→ **EXERCISE INSTRUCTIONS**: Search the records for "magic". Copy every line where it appears.

→ **DATA LISTING**:
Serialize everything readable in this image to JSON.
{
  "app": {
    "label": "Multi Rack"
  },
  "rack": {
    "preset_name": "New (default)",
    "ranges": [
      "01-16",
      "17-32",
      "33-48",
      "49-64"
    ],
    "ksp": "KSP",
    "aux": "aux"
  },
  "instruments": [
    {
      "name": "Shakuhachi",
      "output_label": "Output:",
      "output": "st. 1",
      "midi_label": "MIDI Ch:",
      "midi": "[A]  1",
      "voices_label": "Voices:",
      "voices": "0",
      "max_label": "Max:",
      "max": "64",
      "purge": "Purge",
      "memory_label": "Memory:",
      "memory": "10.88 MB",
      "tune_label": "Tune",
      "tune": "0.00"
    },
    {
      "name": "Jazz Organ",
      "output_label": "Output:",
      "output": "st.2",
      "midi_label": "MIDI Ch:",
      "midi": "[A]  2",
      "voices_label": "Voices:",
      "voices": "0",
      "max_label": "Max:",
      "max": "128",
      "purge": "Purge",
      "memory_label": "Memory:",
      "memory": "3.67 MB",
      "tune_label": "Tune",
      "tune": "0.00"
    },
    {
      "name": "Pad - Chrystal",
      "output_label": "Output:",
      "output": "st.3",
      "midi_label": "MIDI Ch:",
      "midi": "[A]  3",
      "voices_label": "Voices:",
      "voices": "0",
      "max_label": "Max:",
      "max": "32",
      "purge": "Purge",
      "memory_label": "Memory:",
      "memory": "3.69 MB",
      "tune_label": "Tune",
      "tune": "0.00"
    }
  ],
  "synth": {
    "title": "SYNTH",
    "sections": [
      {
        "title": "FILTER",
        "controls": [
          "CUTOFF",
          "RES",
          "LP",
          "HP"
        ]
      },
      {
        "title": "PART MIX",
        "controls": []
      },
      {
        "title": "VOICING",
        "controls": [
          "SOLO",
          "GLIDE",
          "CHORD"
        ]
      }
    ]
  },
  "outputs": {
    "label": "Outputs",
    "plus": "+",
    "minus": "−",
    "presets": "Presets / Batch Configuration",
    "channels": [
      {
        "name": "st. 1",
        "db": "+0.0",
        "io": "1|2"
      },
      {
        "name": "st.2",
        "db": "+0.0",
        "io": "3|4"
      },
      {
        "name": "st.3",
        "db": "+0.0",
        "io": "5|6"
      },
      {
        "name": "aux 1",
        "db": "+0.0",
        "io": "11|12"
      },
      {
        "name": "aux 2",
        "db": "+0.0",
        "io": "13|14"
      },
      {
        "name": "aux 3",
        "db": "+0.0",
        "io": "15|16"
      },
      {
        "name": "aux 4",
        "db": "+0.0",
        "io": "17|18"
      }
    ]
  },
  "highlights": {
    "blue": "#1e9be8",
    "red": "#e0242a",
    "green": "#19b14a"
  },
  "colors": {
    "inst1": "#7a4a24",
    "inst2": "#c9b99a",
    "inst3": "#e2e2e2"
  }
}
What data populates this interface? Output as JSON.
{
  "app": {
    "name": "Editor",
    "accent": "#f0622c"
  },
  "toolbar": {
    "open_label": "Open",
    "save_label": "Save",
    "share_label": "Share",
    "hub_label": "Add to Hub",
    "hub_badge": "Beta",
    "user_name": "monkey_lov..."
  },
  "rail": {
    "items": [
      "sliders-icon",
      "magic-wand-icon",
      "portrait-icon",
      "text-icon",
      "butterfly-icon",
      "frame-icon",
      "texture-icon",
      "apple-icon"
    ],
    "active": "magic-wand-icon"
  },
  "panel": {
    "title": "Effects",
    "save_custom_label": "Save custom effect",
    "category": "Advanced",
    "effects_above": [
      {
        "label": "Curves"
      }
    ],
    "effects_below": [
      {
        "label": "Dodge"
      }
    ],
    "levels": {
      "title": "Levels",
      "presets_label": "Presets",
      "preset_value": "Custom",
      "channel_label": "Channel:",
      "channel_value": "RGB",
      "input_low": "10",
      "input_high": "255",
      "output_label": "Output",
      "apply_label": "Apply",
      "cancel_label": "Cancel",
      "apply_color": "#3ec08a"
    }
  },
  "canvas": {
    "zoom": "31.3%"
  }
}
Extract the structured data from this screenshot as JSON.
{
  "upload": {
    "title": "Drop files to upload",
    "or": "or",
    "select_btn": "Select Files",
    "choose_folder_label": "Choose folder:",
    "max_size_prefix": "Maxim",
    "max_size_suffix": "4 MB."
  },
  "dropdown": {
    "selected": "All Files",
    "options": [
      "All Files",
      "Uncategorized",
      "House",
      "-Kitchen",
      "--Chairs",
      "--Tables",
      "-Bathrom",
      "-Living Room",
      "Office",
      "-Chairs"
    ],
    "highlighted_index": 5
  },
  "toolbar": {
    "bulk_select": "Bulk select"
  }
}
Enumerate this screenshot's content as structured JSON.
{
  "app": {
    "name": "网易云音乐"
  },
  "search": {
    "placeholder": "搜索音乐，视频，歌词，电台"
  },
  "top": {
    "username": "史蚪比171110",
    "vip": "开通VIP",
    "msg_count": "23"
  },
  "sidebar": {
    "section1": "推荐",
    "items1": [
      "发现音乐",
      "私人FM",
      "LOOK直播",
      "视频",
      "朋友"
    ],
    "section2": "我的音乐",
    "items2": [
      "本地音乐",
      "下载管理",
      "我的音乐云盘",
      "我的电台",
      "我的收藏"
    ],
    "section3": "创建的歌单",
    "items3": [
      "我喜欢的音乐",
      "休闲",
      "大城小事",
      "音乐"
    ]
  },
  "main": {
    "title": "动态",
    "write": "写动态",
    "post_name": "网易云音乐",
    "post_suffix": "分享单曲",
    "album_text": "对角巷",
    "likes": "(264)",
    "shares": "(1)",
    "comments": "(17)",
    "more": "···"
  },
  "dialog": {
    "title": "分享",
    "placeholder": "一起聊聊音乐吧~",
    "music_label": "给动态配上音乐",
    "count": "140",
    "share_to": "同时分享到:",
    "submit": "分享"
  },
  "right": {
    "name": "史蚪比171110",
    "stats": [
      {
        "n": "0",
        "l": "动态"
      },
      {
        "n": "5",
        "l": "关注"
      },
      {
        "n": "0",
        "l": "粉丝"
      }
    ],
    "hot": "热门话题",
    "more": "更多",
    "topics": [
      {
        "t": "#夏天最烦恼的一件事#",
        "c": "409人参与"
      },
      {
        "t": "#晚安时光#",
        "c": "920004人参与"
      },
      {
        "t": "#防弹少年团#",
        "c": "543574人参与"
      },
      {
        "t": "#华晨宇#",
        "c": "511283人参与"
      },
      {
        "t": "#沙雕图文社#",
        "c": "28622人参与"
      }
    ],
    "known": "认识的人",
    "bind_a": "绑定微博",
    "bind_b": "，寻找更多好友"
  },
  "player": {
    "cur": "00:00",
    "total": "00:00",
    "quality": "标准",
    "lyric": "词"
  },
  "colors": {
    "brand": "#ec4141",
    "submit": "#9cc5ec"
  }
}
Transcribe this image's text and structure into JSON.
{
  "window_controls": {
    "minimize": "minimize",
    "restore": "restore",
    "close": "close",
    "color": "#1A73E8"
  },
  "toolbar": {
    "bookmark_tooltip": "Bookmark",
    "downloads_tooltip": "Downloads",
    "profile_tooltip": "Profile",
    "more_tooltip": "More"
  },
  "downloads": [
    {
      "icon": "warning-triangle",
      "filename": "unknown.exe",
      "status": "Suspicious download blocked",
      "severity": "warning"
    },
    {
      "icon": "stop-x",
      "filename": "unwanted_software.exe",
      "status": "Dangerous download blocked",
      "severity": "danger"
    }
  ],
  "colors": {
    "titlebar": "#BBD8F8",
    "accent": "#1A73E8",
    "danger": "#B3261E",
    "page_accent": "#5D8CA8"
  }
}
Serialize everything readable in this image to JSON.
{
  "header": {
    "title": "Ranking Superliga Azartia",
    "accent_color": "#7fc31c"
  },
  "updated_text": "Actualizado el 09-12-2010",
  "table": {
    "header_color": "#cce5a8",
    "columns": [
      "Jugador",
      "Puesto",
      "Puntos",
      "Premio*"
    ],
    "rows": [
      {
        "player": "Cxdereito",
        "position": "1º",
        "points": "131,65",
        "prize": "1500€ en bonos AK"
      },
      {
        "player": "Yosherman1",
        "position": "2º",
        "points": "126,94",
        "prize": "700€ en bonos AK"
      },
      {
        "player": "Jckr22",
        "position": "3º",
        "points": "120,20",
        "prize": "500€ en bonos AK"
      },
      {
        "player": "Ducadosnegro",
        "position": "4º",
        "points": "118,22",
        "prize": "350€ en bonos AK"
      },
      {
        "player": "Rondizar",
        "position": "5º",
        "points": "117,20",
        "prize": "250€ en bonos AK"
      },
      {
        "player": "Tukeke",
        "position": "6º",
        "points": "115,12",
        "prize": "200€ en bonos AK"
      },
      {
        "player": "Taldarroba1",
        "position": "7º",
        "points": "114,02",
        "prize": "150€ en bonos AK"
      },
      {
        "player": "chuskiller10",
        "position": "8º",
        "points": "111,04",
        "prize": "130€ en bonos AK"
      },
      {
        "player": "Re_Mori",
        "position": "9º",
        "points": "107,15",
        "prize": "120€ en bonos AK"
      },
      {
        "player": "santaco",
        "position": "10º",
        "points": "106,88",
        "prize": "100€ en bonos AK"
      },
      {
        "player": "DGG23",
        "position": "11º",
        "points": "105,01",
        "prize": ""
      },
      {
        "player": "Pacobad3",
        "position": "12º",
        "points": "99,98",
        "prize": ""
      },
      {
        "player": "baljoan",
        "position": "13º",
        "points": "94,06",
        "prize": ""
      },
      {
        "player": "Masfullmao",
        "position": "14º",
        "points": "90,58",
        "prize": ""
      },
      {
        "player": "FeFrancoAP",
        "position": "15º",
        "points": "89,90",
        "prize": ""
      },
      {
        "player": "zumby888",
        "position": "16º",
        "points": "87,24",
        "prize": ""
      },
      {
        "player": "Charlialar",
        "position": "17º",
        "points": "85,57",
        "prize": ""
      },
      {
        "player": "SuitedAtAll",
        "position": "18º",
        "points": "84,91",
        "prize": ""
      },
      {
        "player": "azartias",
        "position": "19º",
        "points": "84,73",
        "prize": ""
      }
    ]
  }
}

→ **RESPONSE TO THIS TASK**:
      "magic-wand-icon",
    "active": "magic-wand-icon"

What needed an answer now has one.